• _EXERCISE INPUTS_:
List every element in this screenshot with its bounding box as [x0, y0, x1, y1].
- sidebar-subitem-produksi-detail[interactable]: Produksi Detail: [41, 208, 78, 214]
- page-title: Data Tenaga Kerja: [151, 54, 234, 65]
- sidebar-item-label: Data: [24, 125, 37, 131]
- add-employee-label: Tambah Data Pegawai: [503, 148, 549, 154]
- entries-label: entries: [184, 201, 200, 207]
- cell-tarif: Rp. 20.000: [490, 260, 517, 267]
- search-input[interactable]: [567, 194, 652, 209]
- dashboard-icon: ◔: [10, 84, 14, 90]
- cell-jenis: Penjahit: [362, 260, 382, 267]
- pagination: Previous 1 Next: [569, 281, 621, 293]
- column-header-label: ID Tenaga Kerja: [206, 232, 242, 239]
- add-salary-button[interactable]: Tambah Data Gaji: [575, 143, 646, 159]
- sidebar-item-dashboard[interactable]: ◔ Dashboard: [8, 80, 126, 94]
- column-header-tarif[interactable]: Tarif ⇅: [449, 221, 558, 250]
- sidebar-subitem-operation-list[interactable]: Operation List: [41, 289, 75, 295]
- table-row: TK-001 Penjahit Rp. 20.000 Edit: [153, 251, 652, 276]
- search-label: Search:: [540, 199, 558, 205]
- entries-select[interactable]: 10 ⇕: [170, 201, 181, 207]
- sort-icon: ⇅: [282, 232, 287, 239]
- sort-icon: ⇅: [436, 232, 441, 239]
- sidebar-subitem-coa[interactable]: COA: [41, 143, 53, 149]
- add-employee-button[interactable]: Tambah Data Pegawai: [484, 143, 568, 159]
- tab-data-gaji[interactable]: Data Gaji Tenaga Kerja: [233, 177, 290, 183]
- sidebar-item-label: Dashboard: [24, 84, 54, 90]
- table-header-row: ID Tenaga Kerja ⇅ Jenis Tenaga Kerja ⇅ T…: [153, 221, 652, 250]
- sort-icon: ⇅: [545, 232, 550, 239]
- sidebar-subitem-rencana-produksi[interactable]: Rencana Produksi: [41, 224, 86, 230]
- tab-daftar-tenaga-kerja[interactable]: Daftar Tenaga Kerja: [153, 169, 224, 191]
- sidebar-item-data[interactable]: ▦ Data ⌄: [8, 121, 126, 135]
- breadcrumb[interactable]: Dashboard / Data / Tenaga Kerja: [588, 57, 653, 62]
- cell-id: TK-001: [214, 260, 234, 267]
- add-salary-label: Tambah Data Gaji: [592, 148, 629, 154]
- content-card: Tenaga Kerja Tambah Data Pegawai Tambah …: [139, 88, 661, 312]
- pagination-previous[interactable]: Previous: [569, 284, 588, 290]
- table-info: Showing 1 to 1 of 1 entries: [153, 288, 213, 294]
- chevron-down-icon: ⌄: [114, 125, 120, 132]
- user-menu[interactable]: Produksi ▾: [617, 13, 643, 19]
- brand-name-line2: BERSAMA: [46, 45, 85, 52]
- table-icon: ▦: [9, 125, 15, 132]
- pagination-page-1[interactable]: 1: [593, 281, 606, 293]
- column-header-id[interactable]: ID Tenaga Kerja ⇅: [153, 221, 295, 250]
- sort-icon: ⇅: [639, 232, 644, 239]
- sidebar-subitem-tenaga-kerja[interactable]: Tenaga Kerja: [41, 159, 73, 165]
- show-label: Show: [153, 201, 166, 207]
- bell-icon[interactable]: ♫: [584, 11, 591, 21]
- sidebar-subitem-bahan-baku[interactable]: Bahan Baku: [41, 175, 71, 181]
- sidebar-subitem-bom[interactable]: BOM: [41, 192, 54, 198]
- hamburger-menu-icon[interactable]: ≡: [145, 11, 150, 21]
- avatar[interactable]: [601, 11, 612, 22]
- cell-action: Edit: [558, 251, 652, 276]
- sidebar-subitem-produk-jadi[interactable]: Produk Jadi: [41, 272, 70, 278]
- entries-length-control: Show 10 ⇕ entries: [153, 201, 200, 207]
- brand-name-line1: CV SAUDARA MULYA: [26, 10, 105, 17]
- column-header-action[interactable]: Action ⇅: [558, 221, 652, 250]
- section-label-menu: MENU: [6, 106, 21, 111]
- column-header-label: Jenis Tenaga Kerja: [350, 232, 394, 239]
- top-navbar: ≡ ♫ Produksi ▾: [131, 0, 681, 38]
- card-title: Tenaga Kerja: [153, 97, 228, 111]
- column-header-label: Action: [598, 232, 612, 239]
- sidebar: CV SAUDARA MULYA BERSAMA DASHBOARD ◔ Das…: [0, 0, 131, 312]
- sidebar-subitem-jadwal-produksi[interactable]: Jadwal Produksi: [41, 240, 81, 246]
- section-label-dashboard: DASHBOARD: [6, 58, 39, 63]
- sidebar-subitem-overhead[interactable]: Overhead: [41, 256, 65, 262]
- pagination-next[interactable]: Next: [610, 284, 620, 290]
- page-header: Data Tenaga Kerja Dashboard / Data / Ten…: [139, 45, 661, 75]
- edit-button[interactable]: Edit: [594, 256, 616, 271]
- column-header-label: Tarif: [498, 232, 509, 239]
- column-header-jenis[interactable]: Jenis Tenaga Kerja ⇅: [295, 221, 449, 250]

• _WHAT TO WORK ON_: Rewrite the listing above with every "sort-icon" changed to "sort-indicator", leaving all other text as it is.

• _COMPLETED EXERCISE_:
List every element in this screenshot with its bounding box as [x0, y0, x1, y1].
- sidebar-subitem-produksi-detail[interactable]: Produksi Detail: [41, 208, 78, 214]
- page-title: Data Tenaga Kerja: [151, 54, 234, 65]
- sidebar-item-label: Data: [24, 125, 37, 131]
- add-employee-label: Tambah Data Pegawai: [503, 148, 549, 154]
- entries-label: entries: [184, 201, 200, 207]
- cell-tarif: Rp. 20.000: [490, 260, 517, 267]
- search-input[interactable]: [567, 194, 652, 209]
- dashboard-icon: ◔: [10, 84, 14, 90]
- cell-jenis: Penjahit: [362, 260, 382, 267]
- pagination: Previous 1 Next: [569, 281, 621, 293]
- column-header-label: ID Tenaga Kerja: [206, 232, 242, 239]
- add-salary-button[interactable]: Tambah Data Gaji: [575, 143, 646, 159]
- sidebar-item-dashboard[interactable]: ◔ Dashboard: [8, 80, 126, 94]
- column-header-tarif[interactable]: Tarif ⇅: [449, 221, 558, 250]
- sidebar-subitem-operation-list[interactable]: Operation List: [41, 289, 75, 295]
- table-row: TK-001 Penjahit Rp. 20.000 Edit: [153, 251, 652, 276]
- search-label: Search:: [540, 199, 558, 205]
- entries-select[interactable]: 10 ⇕: [170, 201, 181, 207]
- sort-indicator: ⇅: [282, 232, 287, 239]
- sort-indicator: ⇅: [436, 232, 441, 239]
- sidebar-subitem-coa[interactable]: COA: [41, 143, 53, 149]
- add-employee-button[interactable]: Tambah Data Pegawai: [484, 143, 568, 159]
- tab-data-gaji[interactable]: Data Gaji Tenaga Kerja: [233, 177, 290, 183]
- sidebar-item-label: Dashboard: [24, 84, 54, 90]
- table-header-row: ID Tenaga Kerja ⇅ Jenis Tenaga Kerja ⇅ T…: [153, 221, 652, 250]
- sort-indicator: ⇅: [545, 232, 550, 239]
- sidebar-subitem-rencana-produksi[interactable]: Rencana Produksi: [41, 224, 86, 230]
- tab-daftar-tenaga-kerja[interactable]: Daftar Tenaga Kerja: [153, 169, 224, 191]
- sidebar-item-data[interactable]: ▦ Data ⌄: [8, 121, 126, 135]
- breadcrumb[interactable]: Dashboard / Data / Tenaga Kerja: [588, 57, 653, 62]
- cell-id: TK-001: [214, 260, 234, 267]
- add-salary-label: Tambah Data Gaji: [592, 148, 629, 154]
- content-card: Tenaga Kerja Tambah Data Pegawai Tambah …: [139, 88, 661, 312]
- pagination-previous[interactable]: Previous: [569, 284, 588, 290]
- table-info: Showing 1 to 1 of 1 entries: [153, 288, 213, 294]
- chevron-down-icon: ⌄: [114, 125, 120, 132]
- user-menu[interactable]: Produksi ▾: [617, 13, 643, 19]
- brand-name-line2: BERSAMA: [46, 45, 85, 52]
- table-icon: ▦: [9, 125, 15, 132]
- pagination-page-1[interactable]: 1: [593, 281, 606, 293]
- column-header-id[interactable]: ID Tenaga Kerja ⇅: [153, 221, 295, 250]
- sort-indicator: ⇅: [639, 232, 644, 239]
- sidebar-subitem-tenaga-kerja[interactable]: Tenaga Kerja: [41, 159, 73, 165]
- show-label: Show: [153, 201, 166, 207]
- bell-icon[interactable]: ♫: [584, 11, 591, 21]
- sidebar-subitem-bahan-baku[interactable]: Bahan Baku: [41, 175, 71, 181]
- sidebar-subitem-bom[interactable]: BOM: [41, 192, 54, 198]
- hamburger-menu-icon[interactable]: ≡: [145, 11, 150, 21]
- avatar[interactable]: [601, 11, 612, 22]
- cell-action: Edit: [558, 251, 652, 276]
- sidebar-subitem-produk-jadi[interactable]: Produk Jadi: [41, 272, 70, 278]
- entries-length-control: Show 10 ⇕ entries: [153, 201, 200, 207]
- brand-name-line1: CV SAUDARA MULYA: [26, 10, 105, 17]
- column-header-action[interactable]: Action ⇅: [558, 221, 652, 250]
- section-label-menu: MENU: [6, 106, 21, 111]
- column-header-label: Jenis Tenaga Kerja: [350, 232, 394, 239]
- top-navbar: ≡ ♫ Produksi ▾: [131, 0, 681, 38]
- card-title: Tenaga Kerja: [153, 97, 228, 111]
- column-header-label: Action: [598, 232, 612, 239]
- sidebar: CV SAUDARA MULYA BERSAMA DASHBOARD ◔ Das…: [0, 0, 131, 312]
- sidebar-subitem-jadwal-produksi[interactable]: Jadwal Produksi: [41, 240, 81, 246]
- section-label-dashboard: DASHBOARD: [6, 58, 39, 63]
- sidebar-subitem-overhead[interactable]: Overhead: [41, 256, 65, 262]
- pagination-next[interactable]: Next: [610, 284, 620, 290]
- page-header: Data Tenaga Kerja Dashboard / Data / Ten…: [139, 45, 661, 75]
- edit-button[interactable]: Edit: [594, 256, 616, 271]
- column-header-label: Tarif: [498, 232, 509, 239]
- column-header-jenis[interactable]: Jenis Tenaga Kerja ⇅: [295, 221, 449, 250]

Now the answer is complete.